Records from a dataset
==================================================

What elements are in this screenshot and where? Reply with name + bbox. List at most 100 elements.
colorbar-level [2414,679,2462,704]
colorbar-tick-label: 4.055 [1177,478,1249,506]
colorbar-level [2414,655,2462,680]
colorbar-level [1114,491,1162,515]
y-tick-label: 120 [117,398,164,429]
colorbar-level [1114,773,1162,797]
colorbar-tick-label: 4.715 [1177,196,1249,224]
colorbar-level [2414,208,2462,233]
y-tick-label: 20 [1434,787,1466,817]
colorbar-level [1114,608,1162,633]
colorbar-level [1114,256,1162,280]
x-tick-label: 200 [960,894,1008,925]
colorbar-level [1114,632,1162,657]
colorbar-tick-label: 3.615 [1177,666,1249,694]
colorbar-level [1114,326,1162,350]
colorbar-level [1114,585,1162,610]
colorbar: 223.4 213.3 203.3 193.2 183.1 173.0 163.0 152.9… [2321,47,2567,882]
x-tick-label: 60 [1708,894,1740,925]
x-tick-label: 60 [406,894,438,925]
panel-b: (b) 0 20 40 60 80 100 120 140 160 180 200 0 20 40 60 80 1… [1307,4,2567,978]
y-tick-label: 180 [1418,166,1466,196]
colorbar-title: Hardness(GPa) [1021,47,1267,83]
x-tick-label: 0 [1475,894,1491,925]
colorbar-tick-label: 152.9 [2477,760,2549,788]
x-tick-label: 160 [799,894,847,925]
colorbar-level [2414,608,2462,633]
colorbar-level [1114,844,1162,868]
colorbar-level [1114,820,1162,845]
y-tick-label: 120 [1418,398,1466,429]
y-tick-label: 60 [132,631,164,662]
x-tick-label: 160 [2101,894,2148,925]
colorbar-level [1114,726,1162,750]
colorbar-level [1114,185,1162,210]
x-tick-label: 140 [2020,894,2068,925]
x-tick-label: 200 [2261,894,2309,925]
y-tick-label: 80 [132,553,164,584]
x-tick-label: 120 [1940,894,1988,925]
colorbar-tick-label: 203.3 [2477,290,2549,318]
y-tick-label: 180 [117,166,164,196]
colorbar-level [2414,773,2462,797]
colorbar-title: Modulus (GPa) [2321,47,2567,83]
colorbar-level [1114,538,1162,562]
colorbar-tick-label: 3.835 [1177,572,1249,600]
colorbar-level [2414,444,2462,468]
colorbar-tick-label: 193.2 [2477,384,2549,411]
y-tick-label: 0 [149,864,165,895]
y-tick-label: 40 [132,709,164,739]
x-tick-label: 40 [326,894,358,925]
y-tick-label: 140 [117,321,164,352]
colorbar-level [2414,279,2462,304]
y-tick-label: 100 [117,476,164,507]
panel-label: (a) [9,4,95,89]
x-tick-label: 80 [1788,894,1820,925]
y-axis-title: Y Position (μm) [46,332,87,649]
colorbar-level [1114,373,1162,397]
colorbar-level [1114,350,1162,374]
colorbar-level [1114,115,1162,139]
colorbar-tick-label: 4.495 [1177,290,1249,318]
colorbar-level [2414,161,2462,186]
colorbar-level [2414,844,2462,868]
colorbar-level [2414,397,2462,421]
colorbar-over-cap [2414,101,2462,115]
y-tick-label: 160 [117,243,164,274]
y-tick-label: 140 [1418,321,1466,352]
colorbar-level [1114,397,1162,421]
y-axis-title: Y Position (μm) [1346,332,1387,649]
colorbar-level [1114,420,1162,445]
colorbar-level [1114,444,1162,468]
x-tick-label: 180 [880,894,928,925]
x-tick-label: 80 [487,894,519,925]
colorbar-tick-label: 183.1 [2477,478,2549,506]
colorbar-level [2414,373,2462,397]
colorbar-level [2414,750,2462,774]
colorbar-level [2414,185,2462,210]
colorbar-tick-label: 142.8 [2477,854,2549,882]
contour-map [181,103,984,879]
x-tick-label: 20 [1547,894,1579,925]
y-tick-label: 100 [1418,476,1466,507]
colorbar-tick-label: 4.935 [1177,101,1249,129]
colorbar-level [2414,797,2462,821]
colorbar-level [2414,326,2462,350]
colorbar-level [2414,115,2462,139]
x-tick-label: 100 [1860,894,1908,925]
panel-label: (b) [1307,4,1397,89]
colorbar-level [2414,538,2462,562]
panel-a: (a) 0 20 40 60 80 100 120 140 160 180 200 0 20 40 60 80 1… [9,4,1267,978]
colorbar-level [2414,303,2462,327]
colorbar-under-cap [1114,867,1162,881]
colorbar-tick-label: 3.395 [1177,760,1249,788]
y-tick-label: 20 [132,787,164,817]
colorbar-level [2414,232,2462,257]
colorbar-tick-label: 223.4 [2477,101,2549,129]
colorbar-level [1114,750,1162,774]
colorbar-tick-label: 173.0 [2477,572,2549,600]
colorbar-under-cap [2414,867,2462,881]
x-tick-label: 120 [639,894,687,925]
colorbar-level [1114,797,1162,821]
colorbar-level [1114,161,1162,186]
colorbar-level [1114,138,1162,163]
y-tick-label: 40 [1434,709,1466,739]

==================================================

Change "x-tick-label" to "horizontal-tick-label" in the lines from the start of the rows through the line containing "colorbar-title: Hardness(GPa) [1021,47,1267,83]", and give those lines again with nothing else altered.

What elements are in this screenshot and where? Reply with name + bbox. List at most 100 elements.
colorbar-level [2414,679,2462,704]
colorbar-tick-label: 4.055 [1177,478,1249,506]
colorbar-level [2414,655,2462,680]
colorbar-level [1114,491,1162,515]
y-tick-label: 120 [117,398,164,429]
colorbar-level [1114,773,1162,797]
colorbar-tick-label: 4.715 [1177,196,1249,224]
colorbar-level [2414,208,2462,233]
y-tick-label: 20 [1434,787,1466,817]
colorbar-level [1114,608,1162,633]
colorbar-level [1114,256,1162,280]
horizontal-tick-label: 200 [960,894,1008,925]
colorbar-level [1114,632,1162,657]
colorbar-tick-label: 3.615 [1177,666,1249,694]
colorbar-level [1114,326,1162,350]
colorbar-level [1114,585,1162,610]
colorbar: 223.4 213.3 203.3 193.2 183.1 173.0 163.0 152.9… [2321,47,2567,882]
horizontal-tick-label: 60 [1708,894,1740,925]
horizontal-tick-label: 60 [406,894,438,925]
panel-b: (b) 0 20 40 60 80 100 120 140 160 180 200 0 20 40 60 80 1… [1307,4,2567,978]
y-tick-label: 180 [1418,166,1466,196]
colorbar-title: Hardness(GPa) [1021,47,1267,83]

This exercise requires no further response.